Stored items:

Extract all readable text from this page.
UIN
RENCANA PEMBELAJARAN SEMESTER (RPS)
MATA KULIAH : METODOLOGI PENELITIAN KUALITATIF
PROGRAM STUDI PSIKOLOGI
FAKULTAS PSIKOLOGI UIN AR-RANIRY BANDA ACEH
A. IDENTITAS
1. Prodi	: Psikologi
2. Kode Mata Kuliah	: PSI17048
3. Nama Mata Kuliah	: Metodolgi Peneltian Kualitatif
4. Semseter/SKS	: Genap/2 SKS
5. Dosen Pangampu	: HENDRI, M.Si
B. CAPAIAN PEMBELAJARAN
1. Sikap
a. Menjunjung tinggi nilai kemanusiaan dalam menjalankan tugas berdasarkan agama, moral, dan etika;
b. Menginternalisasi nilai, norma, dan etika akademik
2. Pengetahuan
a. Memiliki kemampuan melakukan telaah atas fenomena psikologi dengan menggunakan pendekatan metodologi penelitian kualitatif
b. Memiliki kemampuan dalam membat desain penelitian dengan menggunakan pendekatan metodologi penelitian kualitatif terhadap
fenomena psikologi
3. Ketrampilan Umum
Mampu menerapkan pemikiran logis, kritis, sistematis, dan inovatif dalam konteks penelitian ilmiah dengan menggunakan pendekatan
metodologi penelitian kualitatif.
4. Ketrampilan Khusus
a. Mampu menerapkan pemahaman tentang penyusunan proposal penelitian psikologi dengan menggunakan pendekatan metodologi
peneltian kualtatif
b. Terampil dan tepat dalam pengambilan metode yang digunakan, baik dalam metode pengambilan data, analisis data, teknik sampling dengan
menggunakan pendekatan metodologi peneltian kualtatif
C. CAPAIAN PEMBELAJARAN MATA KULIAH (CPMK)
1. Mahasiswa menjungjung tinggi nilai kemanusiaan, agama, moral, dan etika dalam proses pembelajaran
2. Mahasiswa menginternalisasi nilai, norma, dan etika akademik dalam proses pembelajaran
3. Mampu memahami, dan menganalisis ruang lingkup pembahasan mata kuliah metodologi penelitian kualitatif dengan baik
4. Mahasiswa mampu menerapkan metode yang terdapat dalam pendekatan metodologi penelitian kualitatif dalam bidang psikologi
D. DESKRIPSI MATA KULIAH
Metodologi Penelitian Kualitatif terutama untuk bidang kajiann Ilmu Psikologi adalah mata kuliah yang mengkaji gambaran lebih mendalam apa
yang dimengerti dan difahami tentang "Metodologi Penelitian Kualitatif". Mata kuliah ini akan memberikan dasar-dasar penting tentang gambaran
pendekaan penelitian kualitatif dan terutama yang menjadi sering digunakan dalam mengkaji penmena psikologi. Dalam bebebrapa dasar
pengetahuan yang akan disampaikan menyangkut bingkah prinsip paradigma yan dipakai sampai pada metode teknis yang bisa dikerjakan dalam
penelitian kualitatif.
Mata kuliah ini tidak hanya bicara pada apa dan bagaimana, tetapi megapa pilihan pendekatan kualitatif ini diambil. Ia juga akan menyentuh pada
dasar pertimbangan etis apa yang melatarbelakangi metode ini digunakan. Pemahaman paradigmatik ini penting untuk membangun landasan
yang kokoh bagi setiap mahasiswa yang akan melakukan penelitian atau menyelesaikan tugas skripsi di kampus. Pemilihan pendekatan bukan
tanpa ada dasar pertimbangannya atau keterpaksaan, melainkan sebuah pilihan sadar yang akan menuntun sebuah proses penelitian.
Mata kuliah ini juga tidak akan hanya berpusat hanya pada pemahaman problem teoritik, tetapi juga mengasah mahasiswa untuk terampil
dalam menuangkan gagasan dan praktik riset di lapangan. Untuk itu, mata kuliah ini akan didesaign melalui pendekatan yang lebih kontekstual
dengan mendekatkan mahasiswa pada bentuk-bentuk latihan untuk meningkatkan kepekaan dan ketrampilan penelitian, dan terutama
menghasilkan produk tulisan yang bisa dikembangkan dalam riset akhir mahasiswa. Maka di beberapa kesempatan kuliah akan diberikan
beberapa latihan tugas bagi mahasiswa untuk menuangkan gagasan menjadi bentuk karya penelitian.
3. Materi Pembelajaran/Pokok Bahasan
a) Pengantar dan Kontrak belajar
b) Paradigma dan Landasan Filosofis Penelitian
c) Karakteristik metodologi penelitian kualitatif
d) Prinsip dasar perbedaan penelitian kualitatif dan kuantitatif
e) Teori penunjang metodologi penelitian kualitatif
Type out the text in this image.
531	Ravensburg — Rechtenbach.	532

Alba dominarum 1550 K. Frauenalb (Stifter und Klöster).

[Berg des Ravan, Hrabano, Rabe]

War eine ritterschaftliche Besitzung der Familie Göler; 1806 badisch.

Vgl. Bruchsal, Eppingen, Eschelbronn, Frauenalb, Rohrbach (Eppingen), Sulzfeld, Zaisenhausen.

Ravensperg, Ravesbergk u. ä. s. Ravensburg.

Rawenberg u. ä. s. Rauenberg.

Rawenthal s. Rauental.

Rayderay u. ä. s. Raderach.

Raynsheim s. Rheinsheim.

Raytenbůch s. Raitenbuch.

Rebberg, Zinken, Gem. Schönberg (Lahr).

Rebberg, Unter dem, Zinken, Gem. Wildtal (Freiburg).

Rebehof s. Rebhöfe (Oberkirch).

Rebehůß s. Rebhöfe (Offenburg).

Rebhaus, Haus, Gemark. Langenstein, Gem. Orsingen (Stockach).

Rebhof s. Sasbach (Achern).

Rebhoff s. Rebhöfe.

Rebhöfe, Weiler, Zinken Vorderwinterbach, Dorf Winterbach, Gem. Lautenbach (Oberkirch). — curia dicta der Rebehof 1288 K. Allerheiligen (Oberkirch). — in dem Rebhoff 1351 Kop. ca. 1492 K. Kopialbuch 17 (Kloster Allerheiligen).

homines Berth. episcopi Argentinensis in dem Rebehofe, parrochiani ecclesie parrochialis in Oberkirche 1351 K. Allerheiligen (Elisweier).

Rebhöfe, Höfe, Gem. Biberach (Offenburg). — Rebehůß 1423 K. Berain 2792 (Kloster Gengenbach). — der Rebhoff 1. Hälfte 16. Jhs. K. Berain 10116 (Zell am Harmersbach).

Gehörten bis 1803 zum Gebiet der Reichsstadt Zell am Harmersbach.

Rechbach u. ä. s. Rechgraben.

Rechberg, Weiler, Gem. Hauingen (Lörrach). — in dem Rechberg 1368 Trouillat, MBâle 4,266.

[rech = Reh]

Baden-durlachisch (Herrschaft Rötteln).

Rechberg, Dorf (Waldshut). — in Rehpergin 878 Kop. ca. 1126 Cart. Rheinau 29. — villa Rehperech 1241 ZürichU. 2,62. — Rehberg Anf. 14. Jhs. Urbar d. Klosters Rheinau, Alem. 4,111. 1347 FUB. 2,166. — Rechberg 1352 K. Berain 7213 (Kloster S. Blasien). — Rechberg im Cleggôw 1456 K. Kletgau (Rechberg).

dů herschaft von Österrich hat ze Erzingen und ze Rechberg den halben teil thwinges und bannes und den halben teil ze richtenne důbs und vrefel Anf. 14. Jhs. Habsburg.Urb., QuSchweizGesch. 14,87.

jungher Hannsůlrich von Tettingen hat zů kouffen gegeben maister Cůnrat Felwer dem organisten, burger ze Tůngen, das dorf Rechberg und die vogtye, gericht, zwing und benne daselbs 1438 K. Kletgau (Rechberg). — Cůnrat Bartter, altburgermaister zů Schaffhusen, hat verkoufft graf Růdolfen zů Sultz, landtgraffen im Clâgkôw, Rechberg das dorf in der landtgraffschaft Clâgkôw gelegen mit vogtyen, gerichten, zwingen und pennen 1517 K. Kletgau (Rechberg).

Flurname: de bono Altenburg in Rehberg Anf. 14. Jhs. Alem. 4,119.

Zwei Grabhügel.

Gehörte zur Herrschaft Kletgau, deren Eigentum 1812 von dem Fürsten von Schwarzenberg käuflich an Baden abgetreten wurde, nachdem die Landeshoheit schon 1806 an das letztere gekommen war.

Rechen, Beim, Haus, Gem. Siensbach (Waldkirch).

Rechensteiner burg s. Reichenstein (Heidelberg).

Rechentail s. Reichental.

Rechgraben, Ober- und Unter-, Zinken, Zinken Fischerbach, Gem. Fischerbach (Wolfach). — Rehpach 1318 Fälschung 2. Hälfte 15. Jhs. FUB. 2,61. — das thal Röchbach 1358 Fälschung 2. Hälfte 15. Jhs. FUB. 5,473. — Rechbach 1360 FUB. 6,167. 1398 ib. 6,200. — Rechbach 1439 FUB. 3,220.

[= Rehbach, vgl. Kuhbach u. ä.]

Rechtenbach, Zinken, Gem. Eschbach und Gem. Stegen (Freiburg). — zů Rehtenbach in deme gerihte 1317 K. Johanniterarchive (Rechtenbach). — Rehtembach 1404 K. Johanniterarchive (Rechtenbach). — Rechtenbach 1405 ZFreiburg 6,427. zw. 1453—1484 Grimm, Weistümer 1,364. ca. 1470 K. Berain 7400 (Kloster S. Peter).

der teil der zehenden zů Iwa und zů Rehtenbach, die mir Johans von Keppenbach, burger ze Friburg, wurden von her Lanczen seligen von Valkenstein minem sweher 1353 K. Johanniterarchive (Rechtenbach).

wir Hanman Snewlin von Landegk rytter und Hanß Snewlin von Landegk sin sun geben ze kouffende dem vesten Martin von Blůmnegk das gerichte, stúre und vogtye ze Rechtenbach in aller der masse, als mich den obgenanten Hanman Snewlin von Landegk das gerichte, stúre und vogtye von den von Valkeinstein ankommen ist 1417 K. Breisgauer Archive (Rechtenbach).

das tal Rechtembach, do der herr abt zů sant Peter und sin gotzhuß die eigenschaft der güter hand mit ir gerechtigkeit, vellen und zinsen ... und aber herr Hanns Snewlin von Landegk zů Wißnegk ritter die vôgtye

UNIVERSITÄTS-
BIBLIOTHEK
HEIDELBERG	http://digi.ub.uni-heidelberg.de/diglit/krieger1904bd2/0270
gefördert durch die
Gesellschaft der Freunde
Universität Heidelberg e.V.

TASK BRIEF: Copy out each line of the data where the string "bidang" appears.

THE COMPLETED TASK:
4. Mahasiswa mampu menerapkan metode yang terdapat dalam pendekatan metodologi penelitian kualitatif dalam bidang psikologi
Metodologi Penelitian Kualitatif terutama untuk bidang kajiann Ilmu Psikologi adalah mata kuliah yang mengkaji gambaran lebih mendalam apa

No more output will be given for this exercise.